Goal: Omit every picture and output the rest of the records exactly as they are.

○ ○ ○ ○ ○

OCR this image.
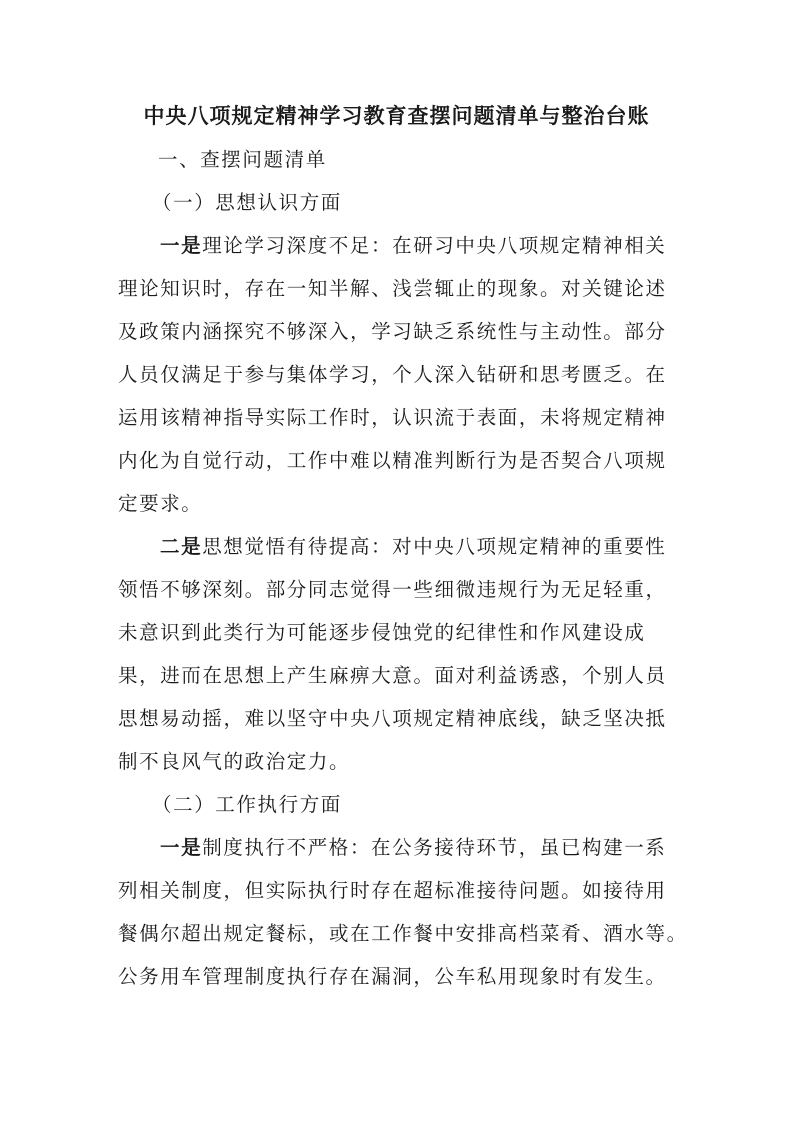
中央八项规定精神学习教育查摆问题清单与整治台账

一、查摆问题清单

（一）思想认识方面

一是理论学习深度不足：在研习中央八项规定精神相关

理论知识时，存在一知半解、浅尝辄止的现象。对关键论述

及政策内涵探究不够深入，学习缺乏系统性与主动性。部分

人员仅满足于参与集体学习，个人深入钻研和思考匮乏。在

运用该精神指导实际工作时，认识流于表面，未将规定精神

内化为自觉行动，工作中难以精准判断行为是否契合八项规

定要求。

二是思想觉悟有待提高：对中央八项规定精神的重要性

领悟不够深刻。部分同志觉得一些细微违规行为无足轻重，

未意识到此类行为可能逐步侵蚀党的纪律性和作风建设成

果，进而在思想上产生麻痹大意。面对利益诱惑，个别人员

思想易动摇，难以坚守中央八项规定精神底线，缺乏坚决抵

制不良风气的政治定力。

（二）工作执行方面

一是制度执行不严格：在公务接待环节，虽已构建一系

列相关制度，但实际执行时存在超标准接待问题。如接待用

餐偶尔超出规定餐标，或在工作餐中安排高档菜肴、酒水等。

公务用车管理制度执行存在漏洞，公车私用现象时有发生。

○ ○ ○ ○ ○

Expected answer:
OCR this image.
中央八项规定精神学习教育查摆问题清单与整治台账

一、查摆问题清单

（一）思想认识方面

一是理论学习深度不足：在研习中央八项规定精神相关

理论知识时，存在一知半解、浅尝辄止的现象。对关键论述

及政策内涵探究不够深入，学习缺乏系统性与主动性。部分

人员仅满足于参与集体学习，个人深入钻研和思考匮乏。在

运用该精神指导实际工作时，认识流于表面，未将规定精神

内化为自觉行动，工作中难以精准判断行为是否契合八项规

定要求。

二是思想觉悟有待提高：对中央八项规定精神的重要性

领悟不够深刻。部分同志觉得一些细微违规行为无足轻重，

未意识到此类行为可能逐步侵蚀党的纪律性和作风建设成

果，进而在思想上产生麻痹大意。面对利益诱惑，个别人员

思想易动摇，难以坚守中央八项规定精神底线，缺乏坚决抵

制不良风气的政治定力。

（二）工作执行方面

一是制度执行不严格：在公务接待环节，虽已构建一系

列相关制度，但实际执行时存在超标准接待问题。如接待用

餐偶尔超出规定餐标，或在工作餐中安排高档菜肴、酒水等。

公务用车管理制度执行存在漏洞，公车私用现象时有发生。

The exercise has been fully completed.